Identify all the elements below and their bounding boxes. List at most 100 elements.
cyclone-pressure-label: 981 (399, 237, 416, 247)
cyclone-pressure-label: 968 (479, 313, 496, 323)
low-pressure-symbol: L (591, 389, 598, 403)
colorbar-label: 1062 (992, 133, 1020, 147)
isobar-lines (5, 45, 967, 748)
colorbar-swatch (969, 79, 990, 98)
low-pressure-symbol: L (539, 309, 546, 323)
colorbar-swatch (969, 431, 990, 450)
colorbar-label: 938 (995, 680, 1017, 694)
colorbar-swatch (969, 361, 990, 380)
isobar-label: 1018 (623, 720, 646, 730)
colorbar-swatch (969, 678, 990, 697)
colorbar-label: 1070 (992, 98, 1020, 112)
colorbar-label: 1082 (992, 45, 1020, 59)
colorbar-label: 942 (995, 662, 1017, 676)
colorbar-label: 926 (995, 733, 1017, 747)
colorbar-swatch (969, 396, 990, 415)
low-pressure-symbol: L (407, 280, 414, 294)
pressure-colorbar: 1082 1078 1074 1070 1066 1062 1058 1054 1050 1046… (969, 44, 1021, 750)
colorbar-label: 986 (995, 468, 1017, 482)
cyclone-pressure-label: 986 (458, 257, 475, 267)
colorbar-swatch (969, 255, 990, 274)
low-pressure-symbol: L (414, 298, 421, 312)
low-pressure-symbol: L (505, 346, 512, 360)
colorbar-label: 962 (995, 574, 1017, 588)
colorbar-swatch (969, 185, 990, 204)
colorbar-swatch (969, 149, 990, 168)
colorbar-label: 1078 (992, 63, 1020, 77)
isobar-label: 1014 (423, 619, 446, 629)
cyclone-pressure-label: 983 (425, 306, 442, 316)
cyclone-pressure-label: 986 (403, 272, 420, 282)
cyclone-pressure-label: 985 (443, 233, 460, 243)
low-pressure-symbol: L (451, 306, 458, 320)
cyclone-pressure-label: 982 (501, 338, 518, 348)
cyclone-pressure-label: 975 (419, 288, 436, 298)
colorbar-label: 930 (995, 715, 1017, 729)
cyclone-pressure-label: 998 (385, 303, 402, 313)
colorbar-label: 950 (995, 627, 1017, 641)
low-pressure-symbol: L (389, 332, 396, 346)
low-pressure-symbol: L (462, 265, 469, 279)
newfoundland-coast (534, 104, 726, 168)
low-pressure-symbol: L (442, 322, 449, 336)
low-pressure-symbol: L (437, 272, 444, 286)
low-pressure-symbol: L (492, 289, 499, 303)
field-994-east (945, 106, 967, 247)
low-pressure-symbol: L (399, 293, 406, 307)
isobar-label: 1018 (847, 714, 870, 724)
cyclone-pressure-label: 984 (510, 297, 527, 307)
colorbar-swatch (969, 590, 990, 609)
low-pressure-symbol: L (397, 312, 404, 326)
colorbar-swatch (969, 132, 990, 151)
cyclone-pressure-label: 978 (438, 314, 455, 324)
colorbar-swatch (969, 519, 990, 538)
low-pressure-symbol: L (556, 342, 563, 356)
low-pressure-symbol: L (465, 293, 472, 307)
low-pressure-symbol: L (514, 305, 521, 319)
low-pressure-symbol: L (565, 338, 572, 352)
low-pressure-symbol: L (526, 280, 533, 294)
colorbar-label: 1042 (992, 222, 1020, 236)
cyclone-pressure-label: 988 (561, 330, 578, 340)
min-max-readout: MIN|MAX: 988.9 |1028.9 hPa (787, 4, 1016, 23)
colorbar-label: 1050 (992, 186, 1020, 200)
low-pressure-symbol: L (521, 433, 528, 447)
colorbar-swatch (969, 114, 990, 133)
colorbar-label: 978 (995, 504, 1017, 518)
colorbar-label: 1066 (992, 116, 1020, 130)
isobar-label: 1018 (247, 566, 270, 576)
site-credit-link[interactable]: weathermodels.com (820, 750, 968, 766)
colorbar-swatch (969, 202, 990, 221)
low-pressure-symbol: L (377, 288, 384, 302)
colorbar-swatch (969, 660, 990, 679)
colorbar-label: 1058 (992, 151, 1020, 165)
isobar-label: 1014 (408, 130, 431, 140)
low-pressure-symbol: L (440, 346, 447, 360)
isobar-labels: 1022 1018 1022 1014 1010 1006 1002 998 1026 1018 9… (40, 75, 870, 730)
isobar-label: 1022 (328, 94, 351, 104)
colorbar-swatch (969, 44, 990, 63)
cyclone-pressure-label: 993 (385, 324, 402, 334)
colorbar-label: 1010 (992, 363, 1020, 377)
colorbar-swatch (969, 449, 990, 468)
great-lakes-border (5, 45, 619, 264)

◆ ◆ ◆ ◆ ◆ ◆ ◆

__Set exercise__: Rewrite every line of the records above, swapping "low-pressure-symbol" for "low-center-marker" everywhere it occurs and leaving everything else as it is.

__Exercise answer__:
Identify all the elements below and their bounding boxes. List at most 100 elements.
cyclone-pressure-label: 981 (399, 237, 416, 247)
cyclone-pressure-label: 968 (479, 313, 496, 323)
low-center-marker: L (591, 389, 598, 403)
colorbar-label: 1062 (992, 133, 1020, 147)
isobar-lines (5, 45, 967, 748)
colorbar-swatch (969, 79, 990, 98)
low-center-marker: L (539, 309, 546, 323)
colorbar-swatch (969, 431, 990, 450)
colorbar-label: 938 (995, 680, 1017, 694)
colorbar-swatch (969, 361, 990, 380)
isobar-label: 1018 (623, 720, 646, 730)
colorbar-swatch (969, 678, 990, 697)
colorbar-label: 1070 (992, 98, 1020, 112)
colorbar-label: 1082 (992, 45, 1020, 59)
colorbar-label: 942 (995, 662, 1017, 676)
colorbar-label: 926 (995, 733, 1017, 747)
colorbar-swatch (969, 396, 990, 415)
low-center-marker: L (407, 280, 414, 294)
pressure-colorbar: 1082 1078 1074 1070 1066 1062 1058 1054 1050 1046… (969, 44, 1021, 750)
colorbar-label: 986 (995, 468, 1017, 482)
cyclone-pressure-label: 986 (458, 257, 475, 267)
colorbar-swatch (969, 255, 990, 274)
low-center-marker: L (414, 298, 421, 312)
low-center-marker: L (505, 346, 512, 360)
colorbar-label: 962 (995, 574, 1017, 588)
colorbar-swatch (969, 185, 990, 204)
colorbar-swatch (969, 149, 990, 168)
colorbar-label: 1078 (992, 63, 1020, 77)
isobar-label: 1014 (423, 619, 446, 629)
cyclone-pressure-label: 983 (425, 306, 442, 316)
cyclone-pressure-label: 986 (403, 272, 420, 282)
cyclone-pressure-label: 985 (443, 233, 460, 243)
low-center-marker: L (451, 306, 458, 320)
cyclone-pressure-label: 982 (501, 338, 518, 348)
cyclone-pressure-label: 975 (419, 288, 436, 298)
colorbar-label: 930 (995, 715, 1017, 729)
cyclone-pressure-label: 998 (385, 303, 402, 313)
colorbar-label: 950 (995, 627, 1017, 641)
low-center-marker: L (389, 332, 396, 346)
low-center-marker: L (462, 265, 469, 279)
newfoundland-coast (534, 104, 726, 168)
low-center-marker: L (442, 322, 449, 336)
low-center-marker: L (437, 272, 444, 286)
low-center-marker: L (492, 289, 499, 303)
field-994-east (945, 106, 967, 247)
low-center-marker: L (399, 293, 406, 307)
isobar-label: 1018 (847, 714, 870, 724)
cyclone-pressure-label: 984 (510, 297, 527, 307)
colorbar-swatch (969, 590, 990, 609)
low-center-marker: L (397, 312, 404, 326)
colorbar-swatch (969, 132, 990, 151)
cyclone-pressure-label: 978 (438, 314, 455, 324)
colorbar-swatch (969, 519, 990, 538)
low-center-marker: L (556, 342, 563, 356)
low-center-marker: L (465, 293, 472, 307)
low-center-marker: L (514, 305, 521, 319)
low-center-marker: L (565, 338, 572, 352)
low-center-marker: L (526, 280, 533, 294)
colorbar-label: 1042 (992, 222, 1020, 236)
cyclone-pressure-label: 988 (561, 330, 578, 340)
min-max-readout: MIN|MAX: 988.9 |1028.9 hPa (787, 4, 1016, 23)
colorbar-label: 1050 (992, 186, 1020, 200)
low-center-marker: L (521, 433, 528, 447)
colorbar-swatch (969, 114, 990, 133)
colorbar-label: 978 (995, 504, 1017, 518)
colorbar-label: 1066 (992, 116, 1020, 130)
isobar-label: 1018 (247, 566, 270, 576)
site-credit-link[interactable]: weathermodels.com (820, 750, 968, 766)
colorbar-swatch (969, 202, 990, 221)
low-center-marker: L (377, 288, 384, 302)
colorbar-swatch (969, 660, 990, 679)
colorbar-label: 1058 (992, 151, 1020, 165)
isobar-label: 1014 (408, 130, 431, 140)
low-center-marker: L (440, 346, 447, 360)
isobar-labels: 1022 1018 1022 1014 1010 1006 1002 998 1026 1018 9… (40, 75, 870, 730)
isobar-label: 1022 (328, 94, 351, 104)
colorbar-swatch (969, 44, 990, 63)
cyclone-pressure-label: 993 (385, 324, 402, 334)
colorbar-label: 1010 (992, 363, 1020, 377)
colorbar-swatch (969, 449, 990, 468)
great-lakes-border (5, 45, 619, 264)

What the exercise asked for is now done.